→ WHAT THE EXERCISE ASKS
Extract each line of the data below exactly as written.

→ Extracts from a graphics dataset
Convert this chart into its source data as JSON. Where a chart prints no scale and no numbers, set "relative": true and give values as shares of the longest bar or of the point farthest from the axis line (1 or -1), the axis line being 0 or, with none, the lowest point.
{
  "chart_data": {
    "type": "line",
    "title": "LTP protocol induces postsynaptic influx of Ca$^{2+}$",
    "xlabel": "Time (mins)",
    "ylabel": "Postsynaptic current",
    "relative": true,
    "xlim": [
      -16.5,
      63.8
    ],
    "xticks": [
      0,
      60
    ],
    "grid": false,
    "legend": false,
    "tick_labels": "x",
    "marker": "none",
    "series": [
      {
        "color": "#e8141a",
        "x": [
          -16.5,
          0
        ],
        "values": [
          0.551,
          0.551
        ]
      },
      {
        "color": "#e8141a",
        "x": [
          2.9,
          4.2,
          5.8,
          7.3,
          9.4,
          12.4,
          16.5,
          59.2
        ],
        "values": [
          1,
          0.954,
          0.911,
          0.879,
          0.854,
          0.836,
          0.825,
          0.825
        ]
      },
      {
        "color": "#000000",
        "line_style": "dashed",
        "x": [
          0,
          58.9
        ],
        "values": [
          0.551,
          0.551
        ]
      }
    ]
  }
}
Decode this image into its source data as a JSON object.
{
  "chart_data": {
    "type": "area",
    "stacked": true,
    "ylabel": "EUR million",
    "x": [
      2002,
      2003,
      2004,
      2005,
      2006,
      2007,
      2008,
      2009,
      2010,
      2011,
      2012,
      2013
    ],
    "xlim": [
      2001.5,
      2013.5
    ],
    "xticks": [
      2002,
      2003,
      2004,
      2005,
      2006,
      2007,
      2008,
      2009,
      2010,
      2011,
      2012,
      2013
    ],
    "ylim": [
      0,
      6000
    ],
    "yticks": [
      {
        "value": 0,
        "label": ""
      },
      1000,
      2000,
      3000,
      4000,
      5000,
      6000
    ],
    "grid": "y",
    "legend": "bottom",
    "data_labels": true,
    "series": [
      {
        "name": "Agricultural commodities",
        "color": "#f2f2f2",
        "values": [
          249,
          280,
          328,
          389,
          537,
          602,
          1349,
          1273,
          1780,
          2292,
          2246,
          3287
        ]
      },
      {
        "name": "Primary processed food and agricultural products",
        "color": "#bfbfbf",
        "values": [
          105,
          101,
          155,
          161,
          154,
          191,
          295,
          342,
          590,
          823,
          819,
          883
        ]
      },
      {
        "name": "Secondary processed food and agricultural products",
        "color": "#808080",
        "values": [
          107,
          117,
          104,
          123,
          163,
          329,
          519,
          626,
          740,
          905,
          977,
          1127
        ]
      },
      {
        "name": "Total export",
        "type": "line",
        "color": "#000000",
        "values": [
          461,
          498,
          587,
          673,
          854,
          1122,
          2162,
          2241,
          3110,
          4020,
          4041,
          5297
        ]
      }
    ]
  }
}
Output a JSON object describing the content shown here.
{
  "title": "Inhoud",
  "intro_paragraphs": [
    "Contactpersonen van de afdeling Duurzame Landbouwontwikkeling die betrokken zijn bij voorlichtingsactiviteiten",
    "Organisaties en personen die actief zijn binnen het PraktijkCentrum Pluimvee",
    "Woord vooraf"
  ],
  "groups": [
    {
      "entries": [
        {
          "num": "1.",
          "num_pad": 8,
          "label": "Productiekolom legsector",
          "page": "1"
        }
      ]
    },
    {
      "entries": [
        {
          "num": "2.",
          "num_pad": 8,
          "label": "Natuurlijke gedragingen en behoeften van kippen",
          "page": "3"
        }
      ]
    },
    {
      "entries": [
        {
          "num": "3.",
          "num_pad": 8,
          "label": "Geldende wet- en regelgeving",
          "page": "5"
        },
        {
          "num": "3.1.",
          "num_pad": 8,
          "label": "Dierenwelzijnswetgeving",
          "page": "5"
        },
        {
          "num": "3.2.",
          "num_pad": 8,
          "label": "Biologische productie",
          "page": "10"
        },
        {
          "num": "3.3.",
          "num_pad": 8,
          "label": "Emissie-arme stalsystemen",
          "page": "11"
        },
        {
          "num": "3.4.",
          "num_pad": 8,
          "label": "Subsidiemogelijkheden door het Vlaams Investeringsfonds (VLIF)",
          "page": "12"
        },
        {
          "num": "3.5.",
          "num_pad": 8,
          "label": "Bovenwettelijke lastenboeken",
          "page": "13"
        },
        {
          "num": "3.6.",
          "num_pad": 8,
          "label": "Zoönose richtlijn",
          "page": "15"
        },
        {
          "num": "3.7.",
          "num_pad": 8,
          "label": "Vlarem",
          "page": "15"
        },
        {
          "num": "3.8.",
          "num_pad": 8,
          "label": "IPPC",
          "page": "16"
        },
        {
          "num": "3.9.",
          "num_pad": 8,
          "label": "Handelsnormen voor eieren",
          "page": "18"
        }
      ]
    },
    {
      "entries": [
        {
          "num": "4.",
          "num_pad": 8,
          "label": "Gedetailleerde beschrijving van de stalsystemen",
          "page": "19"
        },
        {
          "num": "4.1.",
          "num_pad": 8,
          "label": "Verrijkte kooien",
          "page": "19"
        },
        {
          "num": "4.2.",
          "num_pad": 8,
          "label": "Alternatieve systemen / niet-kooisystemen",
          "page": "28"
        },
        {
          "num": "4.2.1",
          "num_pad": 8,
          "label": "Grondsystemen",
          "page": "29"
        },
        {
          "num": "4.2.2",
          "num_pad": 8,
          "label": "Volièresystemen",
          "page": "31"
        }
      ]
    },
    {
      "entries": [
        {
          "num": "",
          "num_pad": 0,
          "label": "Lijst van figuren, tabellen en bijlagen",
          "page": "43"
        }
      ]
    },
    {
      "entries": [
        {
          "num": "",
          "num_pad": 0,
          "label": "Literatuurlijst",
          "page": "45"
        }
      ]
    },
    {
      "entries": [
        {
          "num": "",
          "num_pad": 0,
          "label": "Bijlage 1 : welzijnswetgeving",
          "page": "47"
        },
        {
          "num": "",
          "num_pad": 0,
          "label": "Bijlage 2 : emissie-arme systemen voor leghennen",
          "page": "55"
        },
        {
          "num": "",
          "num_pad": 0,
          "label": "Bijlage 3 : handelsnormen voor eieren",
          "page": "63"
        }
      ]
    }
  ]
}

→ FULL ANSWER
Convert this chart into its source data as JSON. Where a chart prints no scale and no numbers, set "relative": true and give values as shares of the longest bar or of the point farthest from the axis line (1 or -1), the axis line being 0 or, with none, the lowest point.
{
  "chart_data": {
    "type": "line",
    "title": "LTP protocol induces postsynaptic influx of Ca$^{2+}$",
    "xlabel": "Time (mins)",
    "ylabel": "Postsynaptic current",
    "relative": true,
    "xlim": [
      -16.5,
      63.8
    ],
    "xticks": [
      0,
      60
    ],
    "grid": false,
    "legend": false,
    "tick_labels": "x",
    "marker": "none",
    "series": [
      {
        "color": "#e8141a",
        "x": [
          -16.5,
          0
        ],
        "values": [
          0.551,
          0.551
        ]
      },
      {
        "color": "#e8141a",
        "x": [
          2.9,
          4.2,
          5.8,
          7.3,
          9.4,
          12.4,
          16.5,
          59.2
        ],
        "values": [
          1,
          0.954,
          0.911,
          0.879,
          0.854,
          0.836,
          0.825,
          0.825
        ]
      },
      {
        "color": "#000000",
        "line_style": "dashed",
        "x": [
          0,
          58.9
        ],
        "values": [
          0.551,
          0.551
        ]
      }
    ]
  }
}
Decode this image into its source data as a JSON object.
{
  "chart_data": {
    "type": "area",
    "stacked": true,
    "ylabel": "EUR million",
    "x": [
      2002,
      2003,
      2004,
      2005,
      2006,
      2007,
      2008,
      2009,
      2010,
      2011,
      2012,
      2013
    ],
    "xlim": [
      2001.5,
      2013.5
    ],
    "xticks": [
      2002,
      2003,
      2004,
      2005,
      2006,
      2007,
      2008,
      2009,
      2010,
      2011,
      2012,
      2013
    ],
    "ylim": [
      0,
      6000
    ],
    "yticks": [
      {
        "value": 0,
        "label": ""
      },
      1000,
      2000,
      3000,
      4000,
      5000,
      6000
    ],
    "grid": "y",
    "legend": "bottom",
    "data_labels": true,
    "series": [
      {
        "name": "Agricultural commodities",
        "color": "#f2f2f2",
        "values": [
          249,
          280,
          328,
          389,
          537,
          602,
          1349,
          1273,
          1780,
          2292,
          2246,
          3287
        ]
      },
      {
        "name": "Primary processed food and agricultural products",
        "color": "#bfbfbf",
        "values": [
          105,
          101,
          155,
          161,
          154,
          191,
          295,
          342,
          590,
          823,
          819,
          883
        ]
      },
      {
        "name": "Secondary processed food and agricultural products",
        "color": "#808080",
        "values": [
          107,
          117,
          104,
          123,
          163,
          329,
          519,
          626,
          740,
          905,
          977,
          1127
        ]
      },
      {
        "name": "Total export",
        "type": "line",
        "color": "#000000",
        "values": [
          461,
          498,
          587,
          673,
          854,
          1122,
          2162,
          2241,
          3110,
          4020,
          4041,
          5297
        ]
      }
    ]
  }
}
Output a JSON object describing the content shown here.
{
  "title": "Inhoud",
  "intro_paragraphs": [
    "Contactpersonen van de afdeling Duurzame Landbouwontwikkeling die betrokken zijn bij voorlichtingsactiviteiten",
    "Organisaties en personen die actief zijn binnen het PraktijkCentrum Pluimvee",
    "Woord vooraf"
  ],
  "groups": [
    {
      "entries": [
        {
          "num": "1.",
          "num_pad": 8,
          "label": "Productiekolom legsector",
          "page": "1"
        }
      ]
    },
    {
      "entries": [
        {
          "num": "2.",
          "num_pad": 8,
          "label": "Natuurlijke gedragingen en behoeften van kippen",
          "page": "3"
        }
      ]
    },
    {
      "entries": [
        {
          "num": "3.",
          "num_pad": 8,
          "label": "Geldende wet- en regelgeving",
          "page": "5"
        },
        {
          "num": "3.1.",
          "num_pad": 8,
          "label": "Dierenwelzijnswetgeving",
          "page": "5"
        },
        {
          "num": "3.2.",
          "num_pad": 8,
          "label": "Biologische productie",
          "page": "10"
        },
        {
          "num": "3.3.",
          "num_pad": 8,
          "label": "Emissie-arme stalsystemen",
          "page": "11"
        },
        {
          "num": "3.4.",
          "num_pad": 8,
          "label": "Subsidiemogelijkheden door het Vlaams Investeringsfonds (VLIF)",
          "page": "12"
        },
        {
          "num": "3.5.",
          "num_pad": 8,
          "label": "Bovenwettelijke lastenboeken",
          "page": "13"
        },
        {
          "num": "3.6.",
          "num_pad": 8,
          "label": "Zoönose richtlijn",
          "page": "15"
        },
        {
          "num": "3.7.",
          "num_pad": 8,
          "label": "Vlarem",
          "page": "15"
        },
        {
          "num": "3.8.",
          "num_pad": 8,
          "label": "IPPC",
          "page": "16"
        },
        {
          "num": "3.9.",
          "num_pad": 8,
          "label": "Handelsnormen voor eieren",
          "page": "18"
        }
      ]
    },
    {
      "entries": [
        {
          "num": "4.",
          "num_pad": 8,
          "label": "Gedetailleerde beschrijving van de stalsystemen",
          "page": "19"
        },
        {
          "num": "4.1.",
          "num_pad": 8,
          "label": "Verrijkte kooien",
          "page": "19"
        },
        {
          "num": "4.2.",
          "num_pad": 8,
          "label": "Alternatieve systemen / niet-kooisystemen",
          "page": "28"
        },
        {
          "num": "4.2.1",
          "num_pad": 8,
          "label": "Grondsystemen",
          "page": "29"
        },
        {
          "num": "4.2.2",
          "num_pad": 8,
          "label": "Volièresystemen",
          "page": "31"
        }
      ]
    },
    {
      "entries": [
        {
          "num": "",
          "num_pad": 0,
          "label": "Lijst van figuren, tabellen en bijlagen",
          "page": "43"
        }
      ]
    },
    {
      "entries": [
        {
          "num": "",
          "num_pad": 0,
          "label": "Literatuurlijst",
          "page": "45"
        }
      ]
    },
    {
      "entries": [
        {
          "num": "",
          "num_pad": 0,
          "label": "Bijlage 1 : welzijnswetgeving",
          "page": "47"
        },
        {
          "num": "",
          "num_pad": 0,
          "label": "Bijlage 2 : emissie-arme systemen voor leghennen",
          "page": "55"
        },
        {
          "num": "",
          "num_pad": 0,
          "label": "Bijlage 3 : handelsnormen voor eieren",
          "page": "63"
        }
      ]
    }
  ]
}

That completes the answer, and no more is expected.